[BEGIN Listed entries]

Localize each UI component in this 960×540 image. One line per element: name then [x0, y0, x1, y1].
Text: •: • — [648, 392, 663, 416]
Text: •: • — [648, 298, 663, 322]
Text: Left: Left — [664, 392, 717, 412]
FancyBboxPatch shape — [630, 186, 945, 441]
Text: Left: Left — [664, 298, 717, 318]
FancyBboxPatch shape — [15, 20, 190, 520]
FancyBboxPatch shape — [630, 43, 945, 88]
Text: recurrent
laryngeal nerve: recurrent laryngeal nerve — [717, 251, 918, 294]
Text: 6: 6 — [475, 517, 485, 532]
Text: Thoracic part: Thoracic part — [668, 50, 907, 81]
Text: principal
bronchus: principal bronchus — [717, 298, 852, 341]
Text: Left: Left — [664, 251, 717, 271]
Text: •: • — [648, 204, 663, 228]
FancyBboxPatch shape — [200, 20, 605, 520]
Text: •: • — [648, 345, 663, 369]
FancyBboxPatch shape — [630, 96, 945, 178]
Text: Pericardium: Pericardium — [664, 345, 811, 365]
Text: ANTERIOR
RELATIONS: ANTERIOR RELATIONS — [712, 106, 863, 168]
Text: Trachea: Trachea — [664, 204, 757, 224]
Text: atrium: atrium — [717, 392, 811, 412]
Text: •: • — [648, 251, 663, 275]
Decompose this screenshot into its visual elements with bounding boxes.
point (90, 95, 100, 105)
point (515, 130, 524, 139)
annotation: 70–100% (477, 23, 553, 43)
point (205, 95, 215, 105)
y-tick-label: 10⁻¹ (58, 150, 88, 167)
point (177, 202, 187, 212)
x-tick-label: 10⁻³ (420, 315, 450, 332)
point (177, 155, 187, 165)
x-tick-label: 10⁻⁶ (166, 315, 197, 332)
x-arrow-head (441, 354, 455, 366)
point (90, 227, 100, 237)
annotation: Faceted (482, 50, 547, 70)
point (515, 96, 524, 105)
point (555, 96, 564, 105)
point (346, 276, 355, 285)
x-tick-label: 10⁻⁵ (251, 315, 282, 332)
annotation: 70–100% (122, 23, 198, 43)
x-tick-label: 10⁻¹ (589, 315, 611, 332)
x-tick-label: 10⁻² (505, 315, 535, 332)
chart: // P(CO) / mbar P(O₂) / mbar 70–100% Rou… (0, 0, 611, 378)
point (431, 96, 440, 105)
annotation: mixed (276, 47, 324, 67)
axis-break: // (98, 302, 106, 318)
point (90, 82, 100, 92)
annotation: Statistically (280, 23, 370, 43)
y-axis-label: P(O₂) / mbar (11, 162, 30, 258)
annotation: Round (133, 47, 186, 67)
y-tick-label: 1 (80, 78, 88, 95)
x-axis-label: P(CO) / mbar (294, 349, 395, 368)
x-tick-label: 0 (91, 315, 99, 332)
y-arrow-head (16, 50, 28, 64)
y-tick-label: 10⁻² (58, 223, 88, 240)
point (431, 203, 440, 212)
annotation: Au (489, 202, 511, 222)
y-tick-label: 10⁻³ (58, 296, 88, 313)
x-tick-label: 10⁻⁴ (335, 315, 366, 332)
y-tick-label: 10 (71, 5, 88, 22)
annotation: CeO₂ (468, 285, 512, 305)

[END Listed entries]

Output every line of the items above with no changes.

_Answer for the task_:
Localize each UI component in this 960×540 image. One line per element: name then [x0, y0, x1, y1].
Text: •: • — [648, 392, 663, 416]
Text: •: • — [648, 298, 663, 322]
Text: Left: Left — [664, 392, 717, 412]
FancyBboxPatch shape — [630, 186, 945, 441]
Text: Left: Left — [664, 298, 717, 318]
FancyBboxPatch shape — [15, 20, 190, 520]
FancyBboxPatch shape — [630, 43, 945, 88]
Text: recurrent
laryngeal nerve: recurrent laryngeal nerve — [717, 251, 918, 294]
Text: 6: 6 — [475, 517, 485, 532]
Text: Thoracic part: Thoracic part — [668, 50, 907, 81]
Text: principal
bronchus: principal bronchus — [717, 298, 852, 341]
Text: Left: Left — [664, 251, 717, 271]
Text: •: • — [648, 204, 663, 228]
FancyBboxPatch shape — [200, 20, 605, 520]
Text: •: • — [648, 345, 663, 369]
FancyBboxPatch shape — [630, 96, 945, 178]
Text: Pericardium: Pericardium — [664, 345, 811, 365]
Text: ANTERIOR
RELATIONS: ANTERIOR RELATIONS — [712, 106, 863, 168]
Text: Trachea: Trachea — [664, 204, 757, 224]
Text: atrium: atrium — [717, 392, 811, 412]
Text: •: • — [648, 251, 663, 275]
Decompose this screenshot into its visual elements with bounding boxes.
point (90, 95, 100, 105)
point (515, 130, 524, 139)
annotation: 70–100% (477, 23, 553, 43)
point (205, 95, 215, 105)
y-tick-label: 10⁻¹ (58, 150, 88, 167)
point (177, 202, 187, 212)
x-tick-label: 10⁻³ (420, 315, 450, 332)
point (177, 155, 187, 165)
x-tick-label: 10⁻⁶ (166, 315, 197, 332)
x-arrow-head (441, 354, 455, 366)
point (90, 227, 100, 237)
annotation: Faceted (482, 50, 547, 70)
point (515, 96, 524, 105)
point (555, 96, 564, 105)
point (346, 276, 355, 285)
x-tick-label: 10⁻⁵ (251, 315, 282, 332)
annotation: 70–100% (122, 23, 198, 43)
x-tick-label: 10⁻¹ (589, 315, 611, 332)
x-tick-label: 10⁻² (505, 315, 535, 332)
chart: // P(CO) / mbar P(O₂) / mbar 70–100% Rou… (0, 0, 611, 378)
point (431, 96, 440, 105)
annotation: mixed (276, 47, 324, 67)
axis-break: // (98, 302, 106, 318)
point (90, 82, 100, 92)
annotation: Statistically (280, 23, 370, 43)
y-axis-label: P(O₂) / mbar (11, 162, 30, 258)
annotation: Round (133, 47, 186, 67)
y-tick-label: 1 (80, 78, 88, 95)
x-axis-label: P(CO) / mbar (294, 349, 395, 368)
x-tick-label: 0 (91, 315, 99, 332)
y-arrow-head (16, 50, 28, 64)
y-tick-label: 10⁻² (58, 223, 88, 240)
point (431, 203, 440, 212)
annotation: Au (489, 202, 511, 222)
y-tick-label: 10⁻³ (58, 296, 88, 313)
x-tick-label: 10⁻⁴ (335, 315, 366, 332)
y-tick-label: 10 (71, 5, 88, 22)
annotation: CeO₂ (468, 285, 512, 305)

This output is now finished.